[Direction]
Gather all lines from the material that contain "производителям".

[Data to use]
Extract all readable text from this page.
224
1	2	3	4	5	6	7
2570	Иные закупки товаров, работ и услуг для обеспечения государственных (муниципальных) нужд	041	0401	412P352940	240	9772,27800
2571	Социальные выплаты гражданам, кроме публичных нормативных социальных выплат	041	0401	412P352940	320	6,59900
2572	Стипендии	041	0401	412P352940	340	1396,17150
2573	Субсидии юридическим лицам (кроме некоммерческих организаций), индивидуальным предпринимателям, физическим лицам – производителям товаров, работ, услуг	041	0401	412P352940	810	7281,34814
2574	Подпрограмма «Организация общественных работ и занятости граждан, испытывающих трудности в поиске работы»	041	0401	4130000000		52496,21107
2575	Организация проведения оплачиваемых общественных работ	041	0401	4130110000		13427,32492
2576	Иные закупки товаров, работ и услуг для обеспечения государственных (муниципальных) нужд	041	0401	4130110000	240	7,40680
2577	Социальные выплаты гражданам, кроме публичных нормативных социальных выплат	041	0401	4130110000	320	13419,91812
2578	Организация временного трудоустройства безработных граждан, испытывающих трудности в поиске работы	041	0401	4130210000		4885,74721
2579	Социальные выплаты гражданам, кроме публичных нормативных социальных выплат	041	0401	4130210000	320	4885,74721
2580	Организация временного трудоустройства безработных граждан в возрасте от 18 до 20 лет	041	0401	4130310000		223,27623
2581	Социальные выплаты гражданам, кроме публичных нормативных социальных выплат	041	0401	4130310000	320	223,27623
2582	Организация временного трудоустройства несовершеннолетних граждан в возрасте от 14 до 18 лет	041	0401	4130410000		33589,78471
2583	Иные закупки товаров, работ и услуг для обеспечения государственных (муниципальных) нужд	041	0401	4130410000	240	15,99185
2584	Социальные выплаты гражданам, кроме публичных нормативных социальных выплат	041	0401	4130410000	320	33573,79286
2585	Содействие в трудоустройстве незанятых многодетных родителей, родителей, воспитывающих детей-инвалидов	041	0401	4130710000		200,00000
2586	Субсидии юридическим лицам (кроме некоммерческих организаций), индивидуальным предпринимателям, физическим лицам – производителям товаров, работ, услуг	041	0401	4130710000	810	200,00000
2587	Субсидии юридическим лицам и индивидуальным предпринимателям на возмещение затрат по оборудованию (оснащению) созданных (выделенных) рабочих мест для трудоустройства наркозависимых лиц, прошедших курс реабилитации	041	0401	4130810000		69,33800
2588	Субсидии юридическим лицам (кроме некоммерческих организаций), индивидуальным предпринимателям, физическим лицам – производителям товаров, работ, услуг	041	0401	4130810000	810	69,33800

[The completed task]
2573	Субсидии юридическим лицам (кроме некоммерческих организаций), индивидуальным предпринимателям, физическим лицам – производителям товаров, работ, услуг	041	0401	412P352940	810	7281,34814
2586	Субсидии юридическим лицам (кроме некоммерческих организаций), индивидуальным предпринимателям, физическим лицам – производителям товаров, работ, услуг	041	0401	4130710000	810	200,00000
2588	Субсидии юридическим лицам (кроме некоммерческих организаций), индивидуальным предпринимателям, физическим лицам – производителям товаров, работ, услуг	041	0401	4130810000	810	69,33800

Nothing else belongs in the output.